▶ [WHAT YOU SHOULD DO] Can you transcribe the data exactly? Leave the pictures out.
*** DATA PROVIDED
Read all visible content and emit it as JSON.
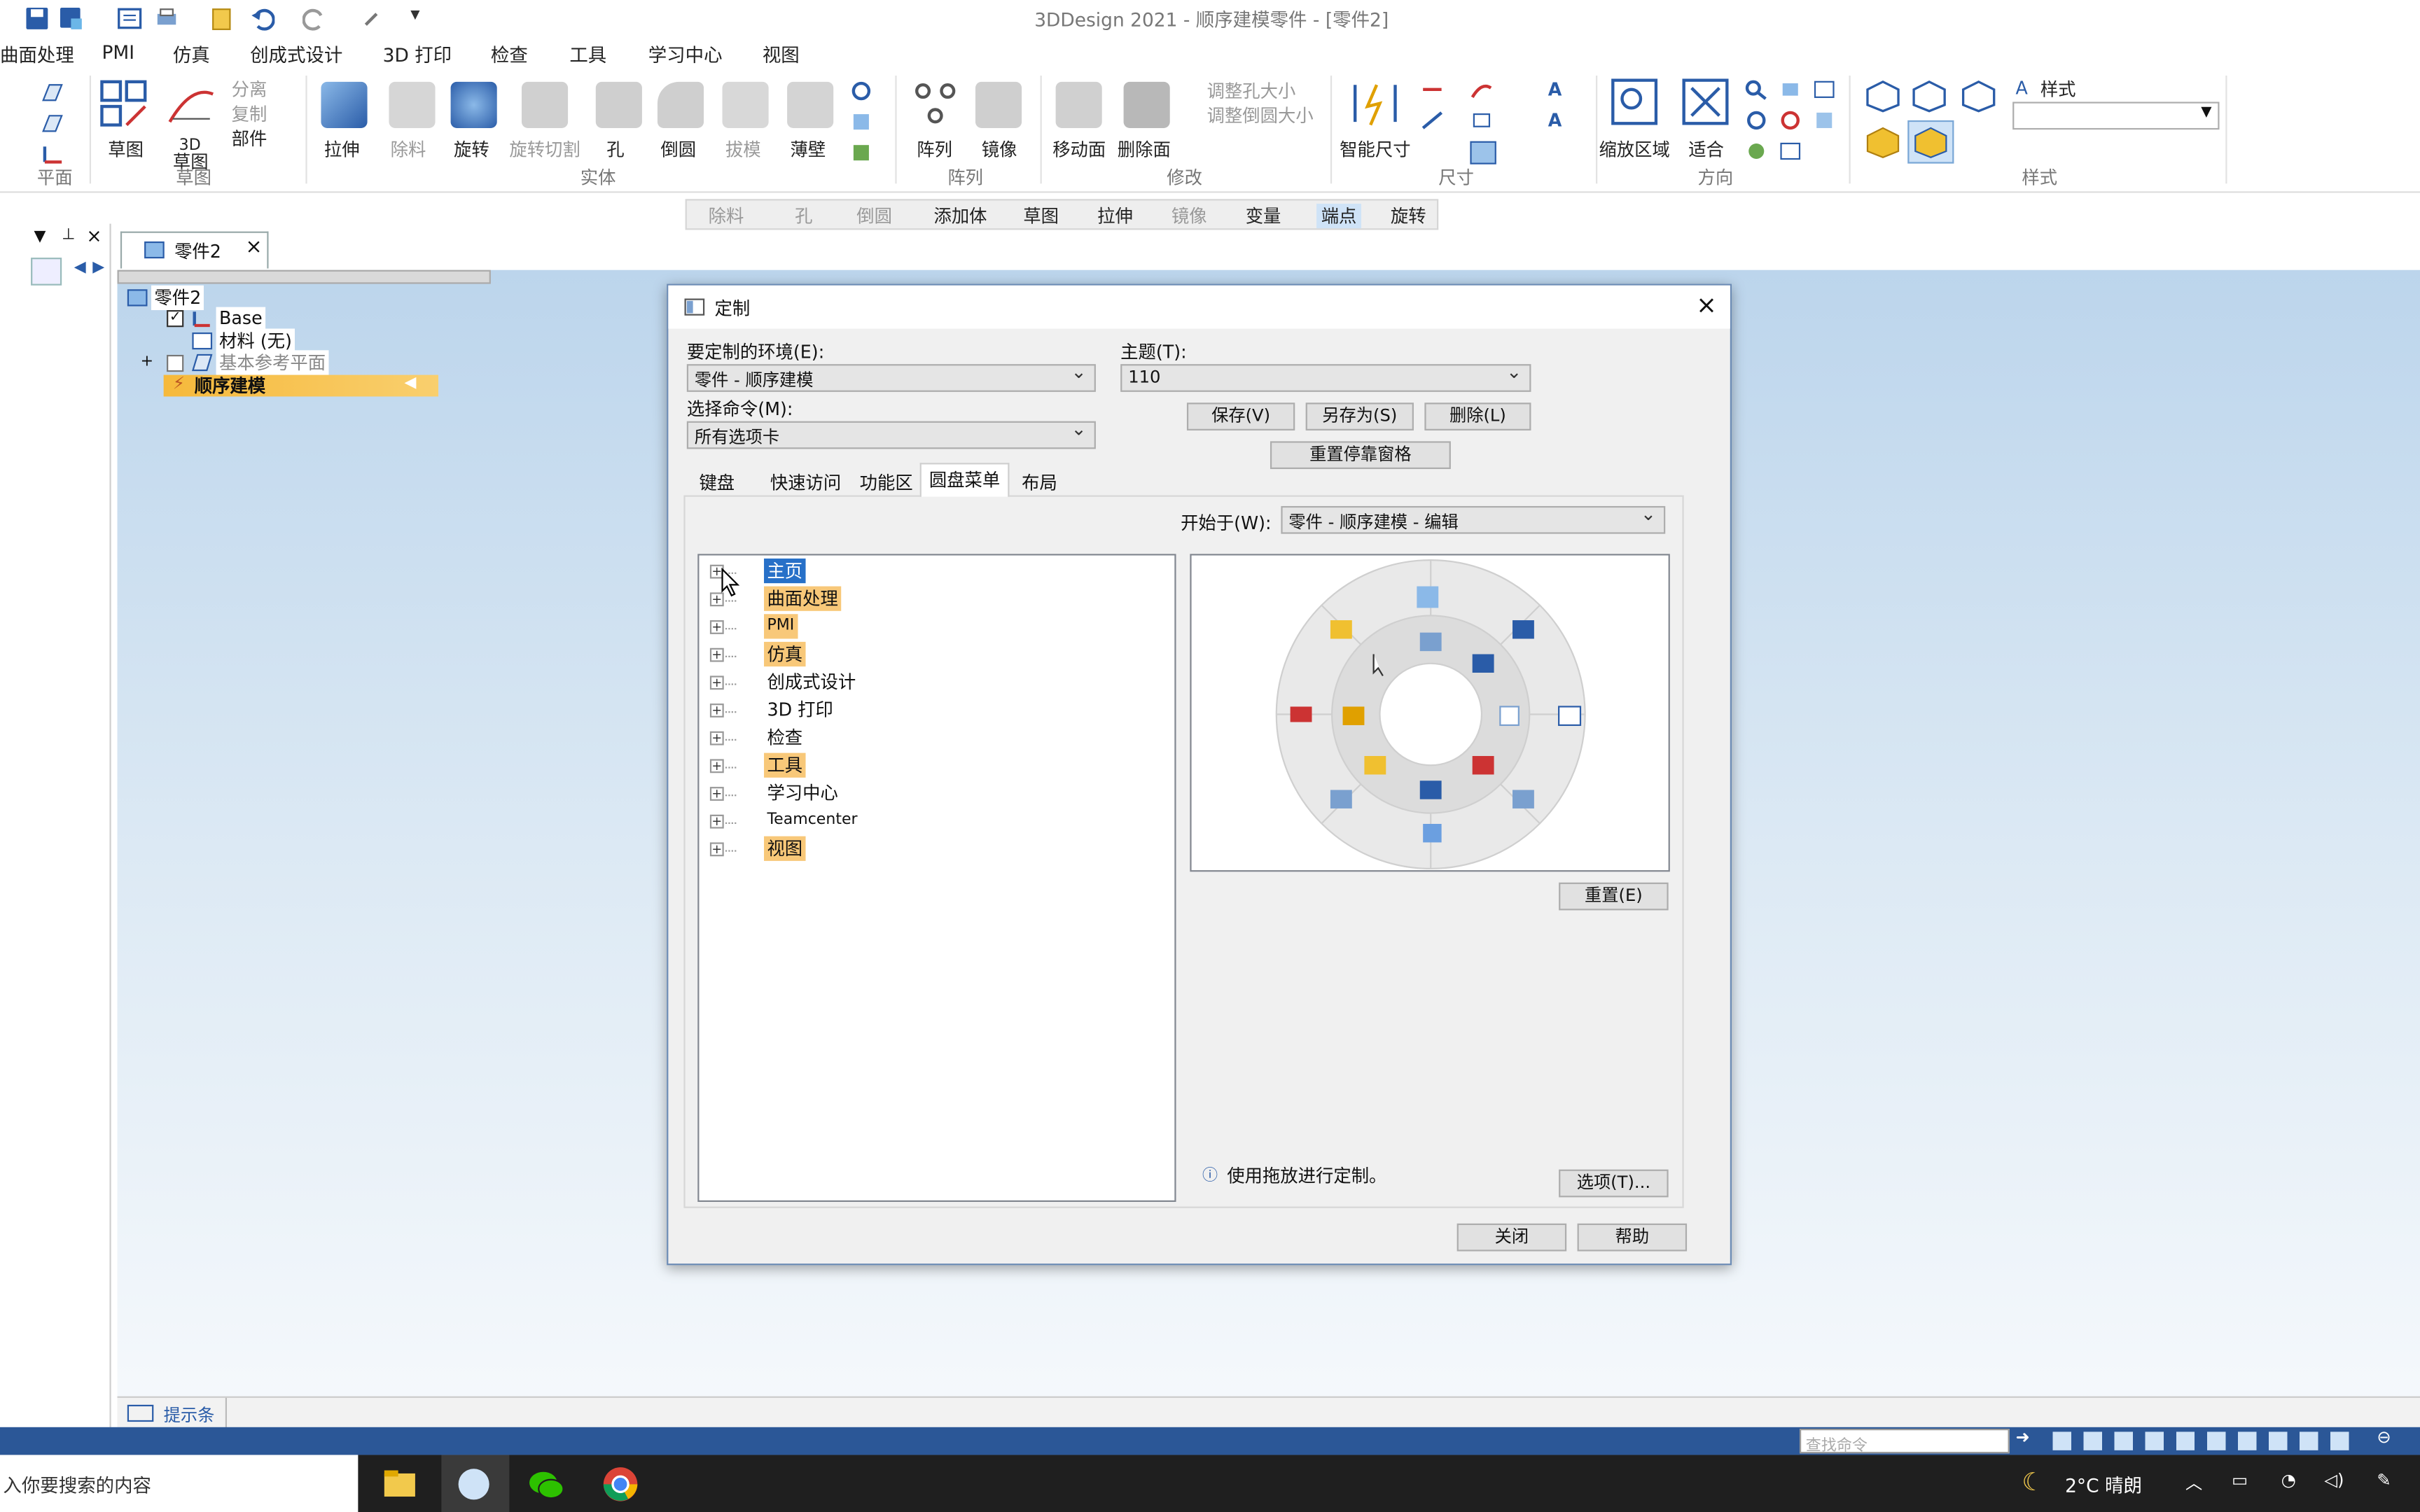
{
  "app_title": "3DDesign 2021 - 顺序建模零件 - [零件2]",
  "menu_items": [
    "曲面处理",
    "PMI",
    "仿真",
    "创成式设计",
    "3D 打印",
    "检查",
    "工具",
    "学习中心",
    "视图"
  ],
  "ribbon": {
    "plane_label": "平面",
    "sketch": {
      "sketch": "草图",
      "sketch3d": "3D",
      "sketch3d_sub": "草图",
      "split": "分离",
      "copy": "复制",
      "part": "部件",
      "group": "草图"
    },
    "solid": {
      "extrude": "拉伸",
      "cut": "除料",
      "revolve": "旋转",
      "revolve_cut": "旋转切割",
      "hole": "孔",
      "round": "倒圆",
      "draft": "拔模",
      "thin": "薄壁",
      "group": "实体"
    },
    "pattern": {
      "pattern": "阵列",
      "mirror": "镜像",
      "group": "阵列"
    },
    "modify": {
      "move_face": "移动面",
      "delete_face": "删除面",
      "resize_hole": "调整孔大小",
      "resize_round": "调整倒圆大小",
      "group": "修改"
    },
    "dimension": {
      "smart": "智能尺寸",
      "group": "尺寸"
    },
    "orient": {
      "zoom_area": "缩放区域",
      "fit": "适合",
      "group": "方向"
    },
    "style": {
      "label": "样式",
      "group": "样式"
    }
  },
  "command_bar": [
    "除料",
    "孔",
    "倒圆",
    "添加体",
    "草图",
    "拉伸",
    "镜像",
    "变量",
    "端点",
    "旋转"
  ],
  "doc_tab": "零件2",
  "tree": {
    "root": "零件2",
    "base": "Base",
    "material": "材料 (无)",
    "ref_planes": "基本参考平面",
    "seq": "顺序建模"
  },
  "hint_bar": "提示条",
  "status_search_placeholder": "查找命令",
  "taskbar": {
    "search": "入你要搜索的内容",
    "weather": "2°C 晴朗"
  },
  "dialog": {
    "title": "定制",
    "env_label": "要定制的环境(E):",
    "env_value": "零件 - 顺序建模",
    "theme_label": "主题(T):",
    "theme_value": "110",
    "select_label": "选择命令(M):",
    "select_value": "所有选项卡",
    "save": "保存(V)",
    "save_as": "另存为(S)",
    "delete": "删除(L)",
    "reset_dock": "重置停靠窗格",
    "tabs": [
      "键盘",
      "快速访问",
      "功能区",
      "圆盘菜单",
      "布局"
    ],
    "active_tab": "圆盘菜单",
    "start_label": "开始于(W):",
    "start_value": "零件 - 顺序建模 - 编辑",
    "list": [
      {
        "label": "主页",
        "state": "selected"
      },
      {
        "label": "曲面处理",
        "state": "highlight"
      },
      {
        "label": "PMI",
        "state": "highlight"
      },
      {
        "label": "仿真",
        "state": "highlight"
      },
      {
        "label": "创成式设计",
        "state": "normal"
      },
      {
        "label": "3D 打印",
        "state": "normal"
      },
      {
        "label": "检查",
        "state": "normal"
      },
      {
        "label": "工具",
        "state": "highlight"
      },
      {
        "label": "学习中心",
        "state": "normal"
      },
      {
        "label": "Teamcenter",
        "state": "normal"
      },
      {
        "label": "视图",
        "state": "highlight"
      }
    ],
    "reset": "重置(E)",
    "info": "使用拖放进行定制。",
    "options": "选项(T)...",
    "close": "关闭",
    "help": "帮助"
  },
  "colors": {
    "highlight": "#f8c879",
    "selected": "#2770c8",
    "canvas_top": "#bcd5ec",
    "status_blue": "#2b5797"
  }
}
******
▶ [TASK SOLUTION]
Read all visible content and emit it as JSON.
{
  "app_title": "3DDesign 2021 - 顺序建模零件 - [零件2]",
  "menu_items": [
    "曲面处理",
    "PMI",
    "仿真",
    "创成式设计",
    "3D 打印",
    "检查",
    "工具",
    "学习中心",
    "视图"
  ],
  "ribbon": {
    "plane_label": "平面",
    "sketch": {
      "sketch": "草图",
      "sketch3d": "3D",
      "sketch3d_sub": "草图",
      "split": "分离",
      "copy": "复制",
      "part": "部件",
      "group": "草图"
    },
    "solid": {
      "extrude": "拉伸",
      "cut": "除料",
      "revolve": "旋转",
      "revolve_cut": "旋转切割",
      "hole": "孔",
      "round": "倒圆",
      "draft": "拔模",
      "thin": "薄壁",
      "group": "实体"
    },
    "pattern": {
      "pattern": "阵列",
      "mirror": "镜像",
      "group": "阵列"
    },
    "modify": {
      "move_face": "移动面",
      "delete_face": "删除面",
      "resize_hole": "调整孔大小",
      "resize_round": "调整倒圆大小",
      "group": "修改"
    },
    "dimension": {
      "smart": "智能尺寸",
      "group": "尺寸"
    },
    "orient": {
      "zoom_area": "缩放区域",
      "fit": "适合",
      "group": "方向"
    },
    "style": {
      "label": "样式",
      "group": "样式"
    }
  },
  "command_bar": [
    "除料",
    "孔",
    "倒圆",
    "添加体",
    "草图",
    "拉伸",
    "镜像",
    "变量",
    "端点",
    "旋转"
  ],
  "doc_tab": "零件2",
  "tree": {
    "root": "零件2",
    "base": "Base",
    "material": "材料 (无)",
    "ref_planes": "基本参考平面",
    "seq": "顺序建模"
  },
  "hint_bar": "提示条",
  "status_search_placeholder": "查找命令",
  "taskbar": {
    "search": "入你要搜索的内容",
    "weather": "2°C 晴朗"
  },
  "dialog": {
    "title": "定制",
    "env_label": "要定制的环境(E):",
    "env_value": "零件 - 顺序建模",
    "theme_label": "主题(T):",
    "theme_value": "110",
    "select_label": "选择命令(M):",
    "select_value": "所有选项卡",
    "save": "保存(V)",
    "save_as": "另存为(S)",
    "delete": "删除(L)",
    "reset_dock": "重置停靠窗格",
    "tabs": [
      "键盘",
      "快速访问",
      "功能区",
      "圆盘菜单",
      "布局"
    ],
    "active_tab": "圆盘菜单",
    "start_label": "开始于(W):",
    "start_value": "零件 - 顺序建模 - 编辑",
    "list": [
      {
        "label": "主页",
        "state": "selected"
      },
      {
        "label": "曲面处理",
        "state": "highlight"
      },
      {
        "label": "PMI",
        "state": "highlight"
      },
      {
        "label": "仿真",
        "state": "highlight"
      },
      {
        "label": "创成式设计",
        "state": "normal"
      },
      {
        "label": "3D 打印",
        "state": "normal"
      },
      {
        "label": "检查",
        "state": "normal"
      },
      {
        "label": "工具",
        "state": "highlight"
      },
      {
        "label": "学习中心",
        "state": "normal"
      },
      {
        "label": "Teamcenter",
        "state": "normal"
      },
      {
        "label": "视图",
        "state": "highlight"
      }
    ],
    "reset": "重置(E)",
    "info": "使用拖放进行定制。",
    "options": "选项(T)...",
    "close": "关闭",
    "help": "帮助"
  },
  "colors": {
    "highlight": "#f8c879",
    "selected": "#2770c8",
    "canvas_top": "#bcd5ec",
    "status_blue": "#2b5797"
  }
}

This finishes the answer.